GIVEN DATA:
+ + + +
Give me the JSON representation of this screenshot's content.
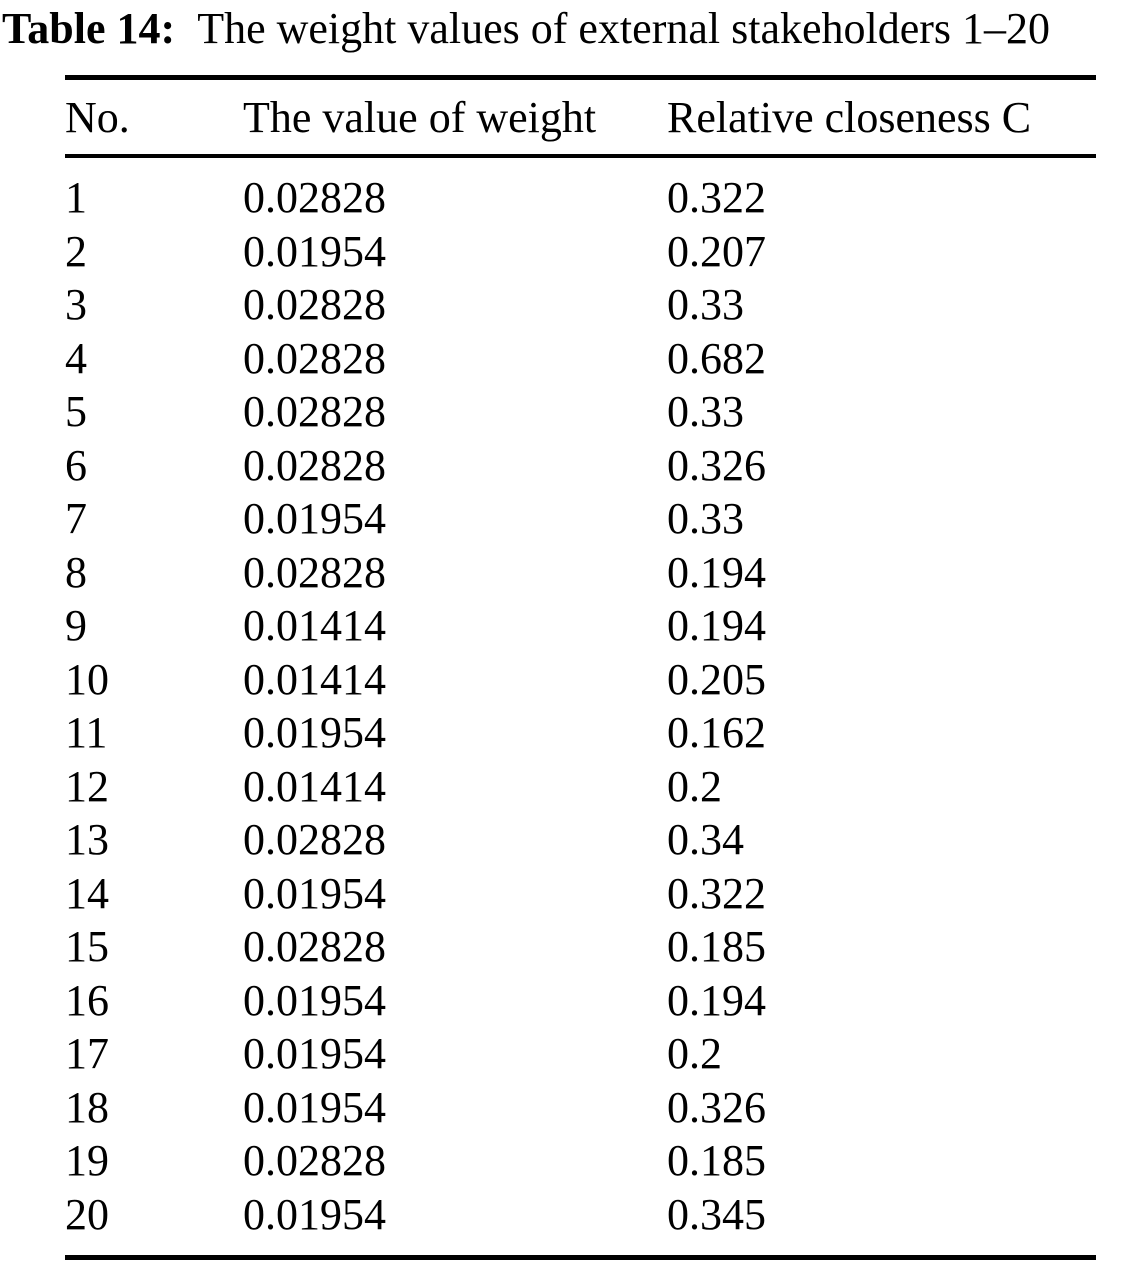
{
  "caption": {
    "label": "Table 14:",
    "text": "The weight values of external stakeholders 1–20"
  },
  "table": {
    "columns": [
      "No.",
      "The value of weight",
      "Relative closeness C"
    ],
    "rows": [
      {
        "no": "1",
        "weight": "0.02828",
        "closeness": "0.322"
      },
      {
        "no": "2",
        "weight": "0.01954",
        "closeness": "0.207"
      },
      {
        "no": "3",
        "weight": "0.02828",
        "closeness": "0.33"
      },
      {
        "no": "4",
        "weight": "0.02828",
        "closeness": "0.682"
      },
      {
        "no": "5",
        "weight": "0.02828",
        "closeness": "0.33"
      },
      {
        "no": "6",
        "weight": "0.02828",
        "closeness": "0.326"
      },
      {
        "no": "7",
        "weight": "0.01954",
        "closeness": "0.33"
      },
      {
        "no": "8",
        "weight": "0.02828",
        "closeness": "0.194"
      },
      {
        "no": "9",
        "weight": "0.01414",
        "closeness": "0.194"
      },
      {
        "no": "10",
        "weight": "0.01414",
        "closeness": "0.205"
      },
      {
        "no": "11",
        "weight": "0.01954",
        "closeness": "0.162"
      },
      {
        "no": "12",
        "weight": "0.01414",
        "closeness": "0.2"
      },
      {
        "no": "13",
        "weight": "0.02828",
        "closeness": "0.34"
      },
      {
        "no": "14",
        "weight": "0.01954",
        "closeness": "0.322"
      },
      {
        "no": "15",
        "weight": "0.02828",
        "closeness": "0.185"
      },
      {
        "no": "16",
        "weight": "0.01954",
        "closeness": "0.194"
      },
      {
        "no": "17",
        "weight": "0.01954",
        "closeness": "0.2"
      },
      {
        "no": "18",
        "weight": "0.01954",
        "closeness": "0.326"
      },
      {
        "no": "19",
        "weight": "0.02828",
        "closeness": "0.185"
      },
      {
        "no": "20",
        "weight": "0.01954",
        "closeness": "0.345"
      }
    ]
  },
  "colors": {
    "text": "#000000",
    "background": "#ffffff",
    "rule": "#000000"
  }
}
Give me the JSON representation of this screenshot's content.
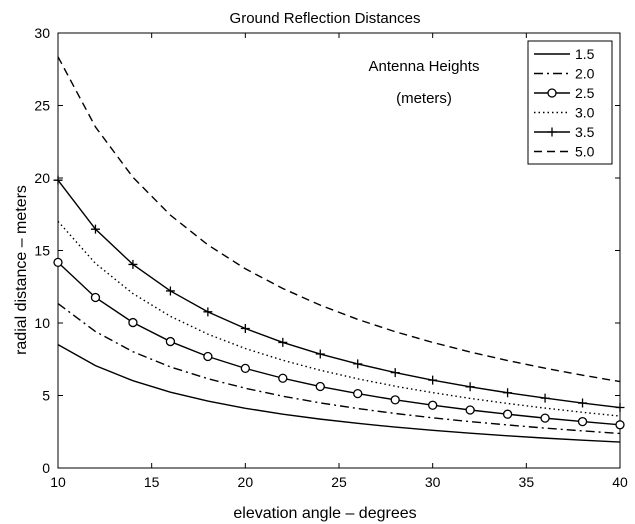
{
  "chart_data": {
    "type": "line",
    "title": "Ground Reflection Distances",
    "xlabel": "elevation angle – degrees",
    "ylabel": "radial distance – meters",
    "xlim": [
      10,
      40
    ],
    "ylim": [
      0,
      30
    ],
    "x_ticks": [
      "10",
      "15",
      "20",
      "25",
      "30",
      "35",
      "40"
    ],
    "y_ticks": [
      "0",
      "5",
      "10",
      "15",
      "20",
      "25",
      "30"
    ],
    "grid": false,
    "legend_position": "top-right",
    "annotation": [
      "Antenna Heights",
      "(meters)"
    ],
    "x": [
      10,
      12,
      14,
      16,
      18,
      20,
      22,
      24,
      26,
      28,
      30,
      32,
      34,
      36,
      38,
      40
    ],
    "series": [
      {
        "name": "1.5",
        "style": "solid",
        "values": [
          8.51,
          7.06,
          6.02,
          5.23,
          4.62,
          4.12,
          3.71,
          3.37,
          3.08,
          2.82,
          2.6,
          2.4,
          2.22,
          2.06,
          1.92,
          1.79
        ]
      },
      {
        "name": "2.0",
        "style": "dashdot",
        "values": [
          11.34,
          9.41,
          8.02,
          6.97,
          6.16,
          5.5,
          4.95,
          4.49,
          4.1,
          3.76,
          3.46,
          3.2,
          2.97,
          2.75,
          2.56,
          2.38
        ]
      },
      {
        "name": "2.5",
        "style": "circle",
        "values": [
          14.18,
          11.76,
          10.03,
          8.72,
          7.69,
          6.87,
          6.19,
          5.62,
          5.13,
          4.7,
          4.33,
          4.0,
          3.71,
          3.44,
          3.2,
          2.98
        ]
      },
      {
        "name": "3.0",
        "style": "dotted",
        "values": [
          17.01,
          14.11,
          12.03,
          10.46,
          9.23,
          8.24,
          7.43,
          6.74,
          6.15,
          5.64,
          5.2,
          4.8,
          4.45,
          4.13,
          3.84,
          3.58
        ]
      },
      {
        "name": "3.5",
        "style": "plus",
        "values": [
          19.85,
          16.47,
          14.04,
          12.21,
          10.77,
          9.62,
          8.66,
          7.86,
          7.18,
          6.58,
          6.06,
          5.6,
          5.19,
          4.82,
          4.48,
          4.17
        ]
      },
      {
        "name": "5.0",
        "style": "dashed",
        "values": [
          28.36,
          23.52,
          20.05,
          17.44,
          15.39,
          13.74,
          12.38,
          11.23,
          10.25,
          9.4,
          8.66,
          8.0,
          7.41,
          6.88,
          6.4,
          5.96
        ]
      }
    ]
  }
}
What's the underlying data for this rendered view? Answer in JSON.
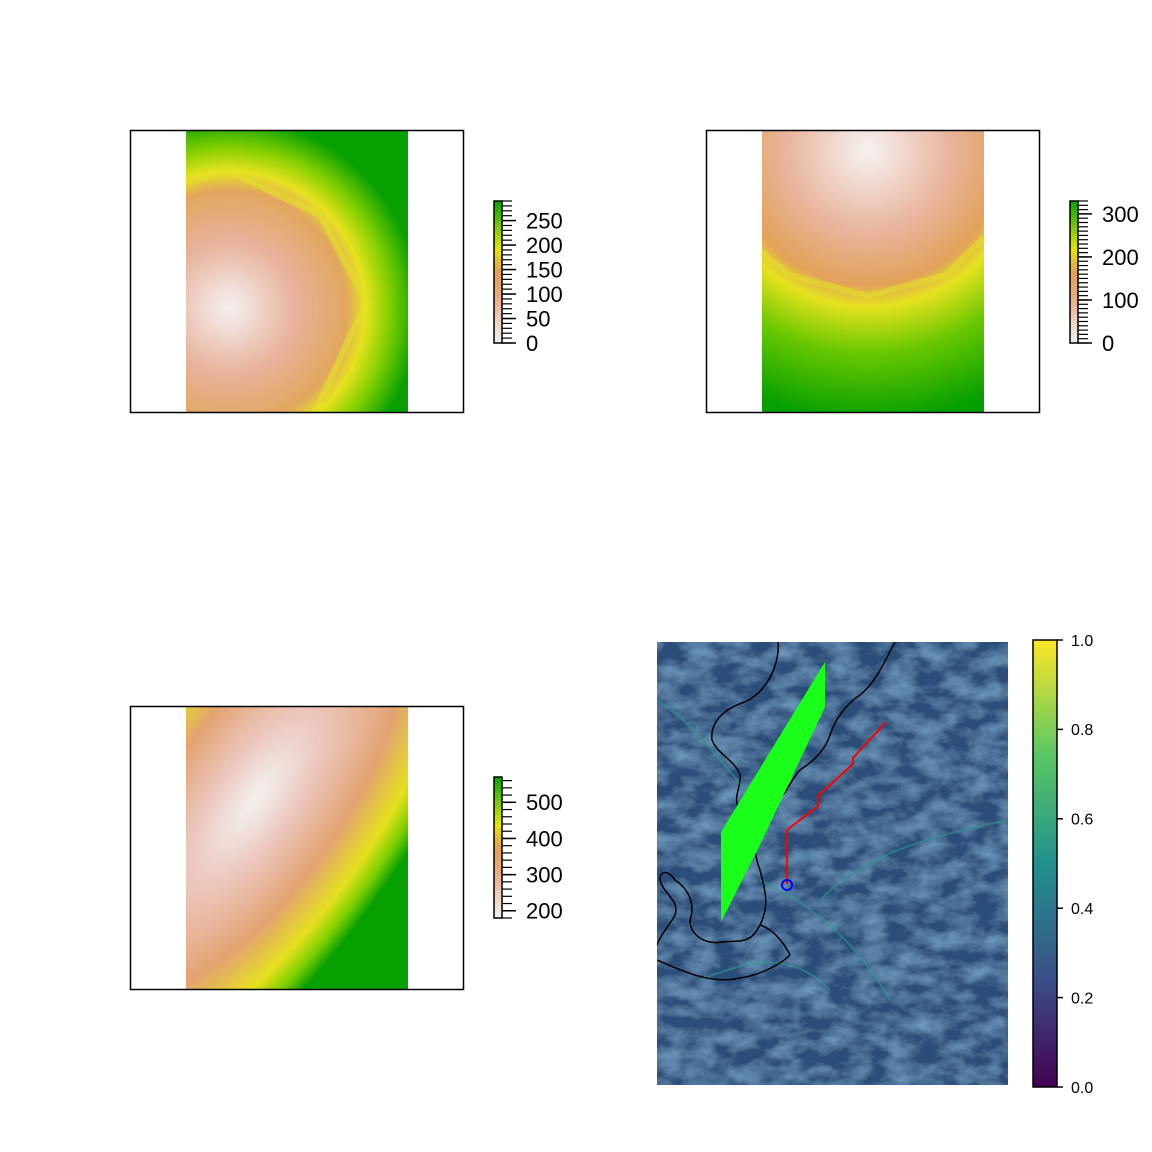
{
  "chart_data": [
    {
      "type": "heatmap",
      "title": "",
      "xlabel": "",
      "ylabel": "",
      "palette": [
        "#f2f2f2",
        "#e8aa80",
        "#e6e600",
        "#00a600"
      ],
      "legend": {
        "placement": "right",
        "range": [
          0,
          290
        ],
        "ticks": [
          0,
          50,
          100,
          150,
          200,
          250
        ]
      }
    },
    {
      "type": "heatmap",
      "title": "",
      "xlabel": "",
      "ylabel": "",
      "palette": [
        "#f2f2f2",
        "#e8aa80",
        "#e6e600",
        "#00a600"
      ],
      "legend": {
        "placement": "right",
        "range": [
          0,
          330
        ],
        "ticks": [
          0,
          100,
          200,
          300
        ]
      }
    },
    {
      "type": "heatmap",
      "title": "",
      "xlabel": "",
      "ylabel": "",
      "palette": [
        "#f2f2f2",
        "#e8aa80",
        "#e6e600",
        "#00a600"
      ],
      "legend": {
        "placement": "right",
        "range": [
          180,
          570
        ],
        "ticks": [
          200,
          300,
          400,
          500
        ]
      }
    },
    {
      "type": "heatmap",
      "title": "",
      "xlabel": "",
      "ylabel": "",
      "palette": [
        "#440154",
        "#3b528b",
        "#21908c",
        "#5dc863",
        "#fde725"
      ],
      "legend": {
        "placement": "right",
        "range": [
          0,
          1
        ],
        "ticks": [
          "0.0",
          "0.2",
          "0.4",
          "0.6",
          "0.8",
          "1.0"
        ]
      },
      "overlays": {
        "polygon_color": "#19ff19",
        "path_color": "#ff0000",
        "point_color": "#0000ff",
        "boundary_color": "#000000"
      }
    }
  ]
}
+ + + +
PROBLEM DESCRIPTION: Transcribe every line in the entries above, taking out only the images.

FULL RESPONSE:
Give me the JSON representation of this screenshot's content.
{
  "caption": {
    "label": "Table 14:",
    "text": "The weight values of external stakeholders 1–20"
  },
  "table": {
    "columns": [
      "No.",
      "The value of weight",
      "Relative closeness C"
    ],
    "rows": [
      {
        "no": "1",
        "weight": "0.02828",
        "closeness": "0.322"
      },
      {
        "no": "2",
        "weight": "0.01954",
        "closeness": "0.207"
      },
      {
        "no": "3",
        "weight": "0.02828",
        "closeness": "0.33"
      },
      {
        "no": "4",
        "weight": "0.02828",
        "closeness": "0.682"
      },
      {
        "no": "5",
        "weight": "0.02828",
        "closeness": "0.33"
      },
      {
        "no": "6",
        "weight": "0.02828",
        "closeness": "0.326"
      },
      {
        "no": "7",
        "weight": "0.01954",
        "closeness": "0.33"
      },
      {
        "no": "8",
        "weight": "0.02828",
        "closeness": "0.194"
      },
      {
        "no": "9",
        "weight": "0.01414",
        "closeness": "0.194"
      },
      {
        "no": "10",
        "weight": "0.01414",
        "closeness": "0.205"
      },
      {
        "no": "11",
        "weight": "0.01954",
        "closeness": "0.162"
      },
      {
        "no": "12",
        "weight": "0.01414",
        "closeness": "0.2"
      },
      {
        "no": "13",
        "weight": "0.02828",
        "closeness": "0.34"
      },
      {
        "no": "14",
        "weight": "0.01954",
        "closeness": "0.322"
      },
      {
        "no": "15",
        "weight": "0.02828",
        "closeness": "0.185"
      },
      {
        "no": "16",
        "weight": "0.01954",
        "closeness": "0.194"
      },
      {
        "no": "17",
        "weight": "0.01954",
        "closeness": "0.2"
      },
      {
        "no": "18",
        "weight": "0.01954",
        "closeness": "0.326"
      },
      {
        "no": "19",
        "weight": "0.02828",
        "closeness": "0.185"
      },
      {
        "no": "20",
        "weight": "0.01954",
        "closeness": "0.345"
      }
    ]
  },
  "colors": {
    "text": "#000000",
    "background": "#ffffff",
    "rule": "#000000"
  }
}
Give me the JSON representation of this screenshot's content.
{
  "chart_data": {
    "type": "line",
    "title": "Ground Reflection Distances",
    "xlabel": "elevation angle – degrees",
    "ylabel": "radial distance – meters",
    "xlim": [
      10,
      40
    ],
    "ylim": [
      0,
      30
    ],
    "x_ticks": [
      "10",
      "15",
      "20",
      "25",
      "30",
      "35",
      "40"
    ],
    "y_ticks": [
      "0",
      "5",
      "10",
      "15",
      "20",
      "25",
      "30"
    ],
    "grid": false,
    "legend_position": "top-right",
    "annotation": [
      "Antenna Heights",
      "(meters)"
    ],
    "x": [
      10,
      12,
      14,
      16,
      18,
      20,
      22,
      24,
      26,
      28,
      30,
      32,
      34,
      36,
      38,
      40
    ],
    "series": [
      {
        "name": "1.5",
        "style": "solid",
        "values": [
          8.51,
          7.06,
          6.02,
          5.23,
          4.62,
          4.12,
          3.71,
          3.37,
          3.08,
          2.82,
          2.6,
          2.4,
          2.22,
          2.06,
          1.92,
          1.79
        ]
      },
      {
        "name": "2.0",
        "style": "dashdot",
        "values": [
          11.34,
          9.41,
          8.02,
          6.97,
          6.16,
          5.5,
          4.95,
          4.49,
          4.1,
          3.76,
          3.46,
          3.2,
          2.97,
          2.75,
          2.56,
          2.38
        ]
      },
      {
        "name": "2.5",
        "style": "circle",
        "values": [
          14.18,
          11.76,
          10.03,
          8.72,
          7.69,
          6.87,
          6.19,
          5.62,
          5.13,
          4.7,
          4.33,
          4.0,
          3.71,
          3.44,
          3.2,
          2.98
        ]
      },
      {
        "name": "3.0",
        "style": "dotted",
        "values": [
          17.01,
          14.11,
          12.03,
          10.46,
          9.23,
          8.24,
          7.43,
          6.74,
          6.15,
          5.64,
          5.2,
          4.8,
          4.45,
          4.13,
          3.84,
          3.58
        ]
      },
      {
        "name": "3.5",
        "style": "plus",
        "values": [
          19.85,
          16.47,
          14.04,
          12.21,
          10.77,
          9.62,
          8.66,
          7.86,
          7.18,
          6.58,
          6.06,
          5.6,
          5.19,
          4.82,
          4.48,
          4.17
        ]
      },
      {
        "name": "5.0",
        "style": "dashed",
        "values": [
          28.36,
          23.52,
          20.05,
          17.44,
          15.39,
          13.74,
          12.38,
          11.23,
          10.25,
          9.4,
          8.66,
          8.0,
          7.41,
          6.88,
          6.4,
          5.96
        ]
      }
    ]
  }
}
What's the underlying data for this rendered view? Answer in JSON.
{
  "chart_data": [
    {
      "type": "heatmap",
      "title": "",
      "xlabel": "",
      "ylabel": "",
      "palette": [
        "#f2f2f2",
        "#e8aa80",
        "#e6e600",
        "#00a600"
      ],
      "legend": {
        "placement": "right",
        "range": [
          0,
          290
        ],
        "ticks": [
          0,
          50,
          100,
          150,
          200,
          250
        ]
      }
    },
    {
      "type": "heatmap",
      "title": "",
      "xlabel": "",
      "ylabel": "",
      "palette": [
        "#f2f2f2",
        "#e8aa80",
        "#e6e600",
        "#00a600"
      ],
      "legend": {
        "placement": "right",
        "range": [
          0,
          330
        ],
        "ticks": [
          0,
          100,
          200,
          300
        ]
      }
    },
    {
      "type": "heatmap",
      "title": "",
      "xlabel": "",
      "ylabel": "",
      "palette": [
        "#f2f2f2",
        "#e8aa80",
        "#e6e600",
        "#00a600"
      ],
      "legend": {
        "placement": "right",
        "range": [
          180,
          570
        ],
        "ticks": [
          200,
          300,
          400,
          500
        ]
      }
    },
    {
      "type": "heatmap",
      "title": "",
      "xlabel": "",
      "ylabel": "",
      "palette": [
        "#440154",
        "#3b528b",
        "#21908c",
        "#5dc863",
        "#fde725"
      ],
      "legend": {
        "placement": "right",
        "range": [
          0,
          1
        ],
        "ticks": [
          "0.0",
          "0.2",
          "0.4",
          "0.6",
          "0.8",
          "1.0"
        ]
      },
      "overlays": {
        "polygon_color": "#19ff19",
        "path_color": "#ff0000",
        "point_color": "#0000ff",
        "boundary_color": "#000000"
      }
    }
  ]
}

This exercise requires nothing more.